→ **Directions for this task**: All the data should be repeated exactly. Any image in it is left out.

====

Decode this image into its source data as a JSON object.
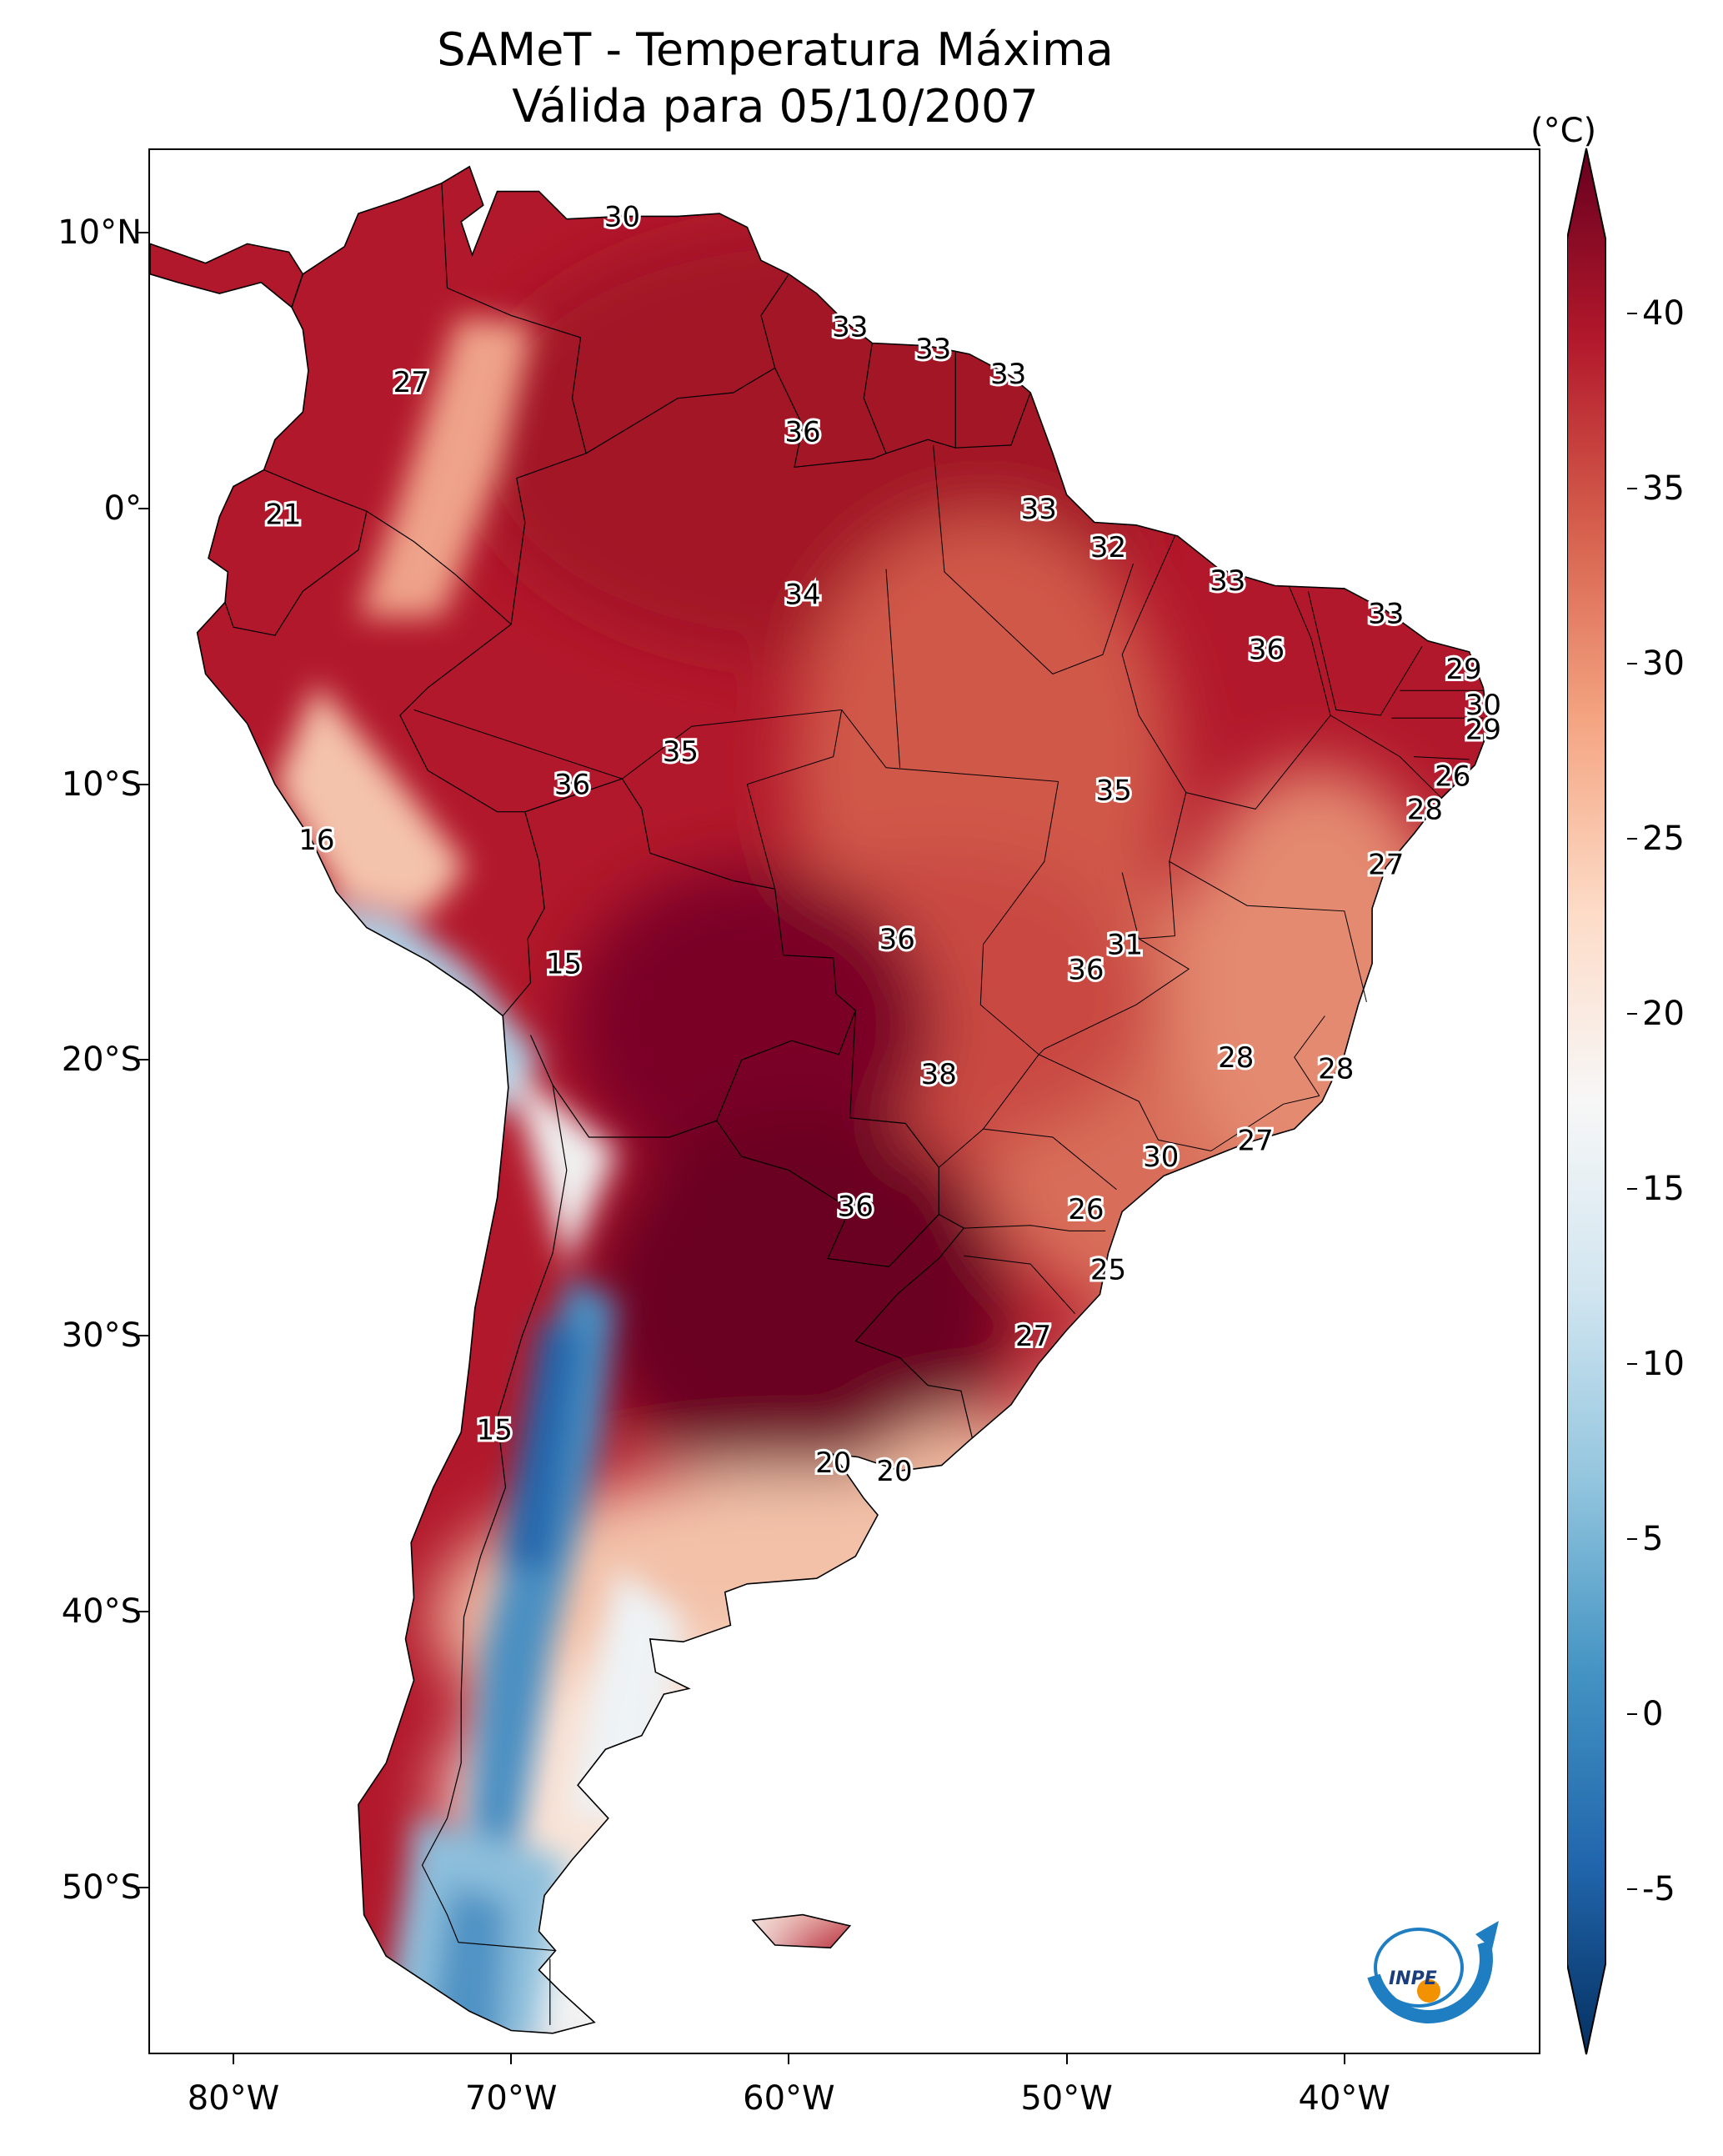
{
  "title": {
    "line1": "SAMeT - Temperatura Máxima",
    "line2": "Válida para 05/10/2007"
  },
  "axes": {
    "lon_range": [
      -83,
      -33
    ],
    "lat_range": [
      -56,
      13
    ],
    "x_ticks": [
      {
        "lon": -80,
        "label": "80°W"
      },
      {
        "lon": -70,
        "label": "70°W"
      },
      {
        "lon": -60,
        "label": "60°W"
      },
      {
        "lon": -50,
        "label": "50°W"
      },
      {
        "lon": -40,
        "label": "40°W"
      }
    ],
    "y_ticks": [
      {
        "lat": 10,
        "label": "10°N"
      },
      {
        "lat": 0,
        "label": "0°"
      },
      {
        "lat": -10,
        "label": "10°S"
      },
      {
        "lat": -20,
        "label": "20°S"
      },
      {
        "lat": -30,
        "label": "30°S"
      },
      {
        "lat": -40,
        "label": "40°S"
      },
      {
        "lat": -50,
        "label": "50°S"
      }
    ]
  },
  "colorbar": {
    "unit": "(°C)",
    "range": [
      -5,
      40
    ],
    "colormap": "RdBu_r",
    "extend": "both",
    "ticks": [
      {
        "value": 40,
        "label": "40"
      },
      {
        "value": 35,
        "label": "35"
      },
      {
        "value": 30,
        "label": "30"
      },
      {
        "value": 25,
        "label": "25"
      },
      {
        "value": 20,
        "label": "20"
      },
      {
        "value": 15,
        "label": "15"
      },
      {
        "value": 10,
        "label": "10"
      },
      {
        "value": 5,
        "label": "5"
      },
      {
        "value": 0,
        "label": "0"
      },
      {
        "value": -5,
        "label": "-5"
      }
    ],
    "colors": [
      "#053061",
      "#2166ac",
      "#4393c3",
      "#92c5de",
      "#d1e5f0",
      "#f7f7f7",
      "#fddbc7",
      "#f4a582",
      "#d6604d",
      "#b2182b",
      "#67001f"
    ]
  },
  "station_labels": [
    {
      "lon": -66.0,
      "lat": 10.6,
      "text": "30"
    },
    {
      "lon": -57.8,
      "lat": 6.6,
      "text": "33"
    },
    {
      "lon": -54.8,
      "lat": 5.8,
      "text": "33"
    },
    {
      "lon": -52.1,
      "lat": 4.9,
      "text": "33"
    },
    {
      "lon": -73.6,
      "lat": 4.6,
      "text": "27"
    },
    {
      "lon": -59.5,
      "lat": 2.8,
      "text": "36"
    },
    {
      "lon": -78.2,
      "lat": -0.2,
      "text": "21"
    },
    {
      "lon": -51.0,
      "lat": 0.0,
      "text": "33"
    },
    {
      "lon": -48.5,
      "lat": -1.4,
      "text": "32"
    },
    {
      "lon": -59.5,
      "lat": -3.1,
      "text": "34"
    },
    {
      "lon": -44.2,
      "lat": -2.6,
      "text": "33"
    },
    {
      "lon": -38.5,
      "lat": -3.8,
      "text": "33"
    },
    {
      "lon": -42.8,
      "lat": -5.1,
      "text": "36"
    },
    {
      "lon": -35.7,
      "lat": -5.8,
      "text": "29"
    },
    {
      "lon": -35.0,
      "lat": -7.1,
      "text": "30"
    },
    {
      "lon": -35.0,
      "lat": -8.0,
      "text": "29"
    },
    {
      "lon": -63.9,
      "lat": -8.8,
      "text": "35"
    },
    {
      "lon": -67.8,
      "lat": -10.0,
      "text": "36"
    },
    {
      "lon": -48.3,
      "lat": -10.2,
      "text": "35"
    },
    {
      "lon": -36.1,
      "lat": -9.7,
      "text": "26"
    },
    {
      "lon": -37.1,
      "lat": -10.9,
      "text": "28"
    },
    {
      "lon": -77.0,
      "lat": -12.0,
      "text": "16"
    },
    {
      "lon": -38.5,
      "lat": -12.9,
      "text": "27"
    },
    {
      "lon": -56.1,
      "lat": -15.6,
      "text": "36"
    },
    {
      "lon": -47.9,
      "lat": -15.8,
      "text": "31"
    },
    {
      "lon": -49.3,
      "lat": -16.7,
      "text": "36"
    },
    {
      "lon": -68.1,
      "lat": -16.5,
      "text": "15"
    },
    {
      "lon": -43.9,
      "lat": -19.9,
      "text": "28"
    },
    {
      "lon": -54.6,
      "lat": -20.5,
      "text": "38"
    },
    {
      "lon": -40.3,
      "lat": -20.3,
      "text": "28"
    },
    {
      "lon": -43.2,
      "lat": -22.9,
      "text": "27"
    },
    {
      "lon": -46.6,
      "lat": -23.5,
      "text": "30"
    },
    {
      "lon": -57.6,
      "lat": -25.3,
      "text": "36"
    },
    {
      "lon": -49.3,
      "lat": -25.4,
      "text": "26"
    },
    {
      "lon": -48.5,
      "lat": -27.6,
      "text": "25"
    },
    {
      "lon": -51.2,
      "lat": -30.0,
      "text": "27"
    },
    {
      "lon": -70.6,
      "lat": -33.4,
      "text": "15"
    },
    {
      "lon": -58.4,
      "lat": -34.6,
      "text": "20"
    },
    {
      "lon": -56.2,
      "lat": -34.9,
      "text": "20"
    }
  ],
  "logo": {
    "text": "INPE"
  }
}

====

→ **Solution below**:
Decode this image into its source data as a JSON object.
{
  "title": {
    "line1": "SAMeT - Temperatura Máxima",
    "line2": "Válida para 05/10/2007"
  },
  "axes": {
    "lon_range": [
      -83,
      -33
    ],
    "lat_range": [
      -56,
      13
    ],
    "x_ticks": [
      {
        "lon": -80,
        "label": "80°W"
      },
      {
        "lon": -70,
        "label": "70°W"
      },
      {
        "lon": -60,
        "label": "60°W"
      },
      {
        "lon": -50,
        "label": "50°W"
      },
      {
        "lon": -40,
        "label": "40°W"
      }
    ],
    "y_ticks": [
      {
        "lat": 10,
        "label": "10°N"
      },
      {
        "lat": 0,
        "label": "0°"
      },
      {
        "lat": -10,
        "label": "10°S"
      },
      {
        "lat": -20,
        "label": "20°S"
      },
      {
        "lat": -30,
        "label": "30°S"
      },
      {
        "lat": -40,
        "label": "40°S"
      },
      {
        "lat": -50,
        "label": "50°S"
      }
    ]
  },
  "colorbar": {
    "unit": "(°C)",
    "range": [
      -5,
      40
    ],
    "colormap": "RdBu_r",
    "extend": "both",
    "ticks": [
      {
        "value": 40,
        "label": "40"
      },
      {
        "value": 35,
        "label": "35"
      },
      {
        "value": 30,
        "label": "30"
      },
      {
        "value": 25,
        "label": "25"
      },
      {
        "value": 20,
        "label": "20"
      },
      {
        "value": 15,
        "label": "15"
      },
      {
        "value": 10,
        "label": "10"
      },
      {
        "value": 5,
        "label": "5"
      },
      {
        "value": 0,
        "label": "0"
      },
      {
        "value": -5,
        "label": "-5"
      }
    ],
    "colors": [
      "#053061",
      "#2166ac",
      "#4393c3",
      "#92c5de",
      "#d1e5f0",
      "#f7f7f7",
      "#fddbc7",
      "#f4a582",
      "#d6604d",
      "#b2182b",
      "#67001f"
    ]
  },
  "station_labels": [
    {
      "lon": -66.0,
      "lat": 10.6,
      "text": "30"
    },
    {
      "lon": -57.8,
      "lat": 6.6,
      "text": "33"
    },
    {
      "lon": -54.8,
      "lat": 5.8,
      "text": "33"
    },
    {
      "lon": -52.1,
      "lat": 4.9,
      "text": "33"
    },
    {
      "lon": -73.6,
      "lat": 4.6,
      "text": "27"
    },
    {
      "lon": -59.5,
      "lat": 2.8,
      "text": "36"
    },
    {
      "lon": -78.2,
      "lat": -0.2,
      "text": "21"
    },
    {
      "lon": -51.0,
      "lat": 0.0,
      "text": "33"
    },
    {
      "lon": -48.5,
      "lat": -1.4,
      "text": "32"
    },
    {
      "lon": -59.5,
      "lat": -3.1,
      "text": "34"
    },
    {
      "lon": -44.2,
      "lat": -2.6,
      "text": "33"
    },
    {
      "lon": -38.5,
      "lat": -3.8,
      "text": "33"
    },
    {
      "lon": -42.8,
      "lat": -5.1,
      "text": "36"
    },
    {
      "lon": -35.7,
      "lat": -5.8,
      "text": "29"
    },
    {
      "lon": -35.0,
      "lat": -7.1,
      "text": "30"
    },
    {
      "lon": -35.0,
      "lat": -8.0,
      "text": "29"
    },
    {
      "lon": -63.9,
      "lat": -8.8,
      "text": "35"
    },
    {
      "lon": -67.8,
      "lat": -10.0,
      "text": "36"
    },
    {
      "lon": -48.3,
      "lat": -10.2,
      "text": "35"
    },
    {
      "lon": -36.1,
      "lat": -9.7,
      "text": "26"
    },
    {
      "lon": -37.1,
      "lat": -10.9,
      "text": "28"
    },
    {
      "lon": -77.0,
      "lat": -12.0,
      "text": "16"
    },
    {
      "lon": -38.5,
      "lat": -12.9,
      "text": "27"
    },
    {
      "lon": -56.1,
      "lat": -15.6,
      "text": "36"
    },
    {
      "lon": -47.9,
      "lat": -15.8,
      "text": "31"
    },
    {
      "lon": -49.3,
      "lat": -16.7,
      "text": "36"
    },
    {
      "lon": -68.1,
      "lat": -16.5,
      "text": "15"
    },
    {
      "lon": -43.9,
      "lat": -19.9,
      "text": "28"
    },
    {
      "lon": -54.6,
      "lat": -20.5,
      "text": "38"
    },
    {
      "lon": -40.3,
      "lat": -20.3,
      "text": "28"
    },
    {
      "lon": -43.2,
      "lat": -22.9,
      "text": "27"
    },
    {
      "lon": -46.6,
      "lat": -23.5,
      "text": "30"
    },
    {
      "lon": -57.6,
      "lat": -25.3,
      "text": "36"
    },
    {
      "lon": -49.3,
      "lat": -25.4,
      "text": "26"
    },
    {
      "lon": -48.5,
      "lat": -27.6,
      "text": "25"
    },
    {
      "lon": -51.2,
      "lat": -30.0,
      "text": "27"
    },
    {
      "lon": -70.6,
      "lat": -33.4,
      "text": "15"
    },
    {
      "lon": -58.4,
      "lat": -34.6,
      "text": "20"
    },
    {
      "lon": -56.2,
      "lat": -34.9,
      "text": "20"
    }
  ],
  "logo": {
    "text": "INPE"
  }
}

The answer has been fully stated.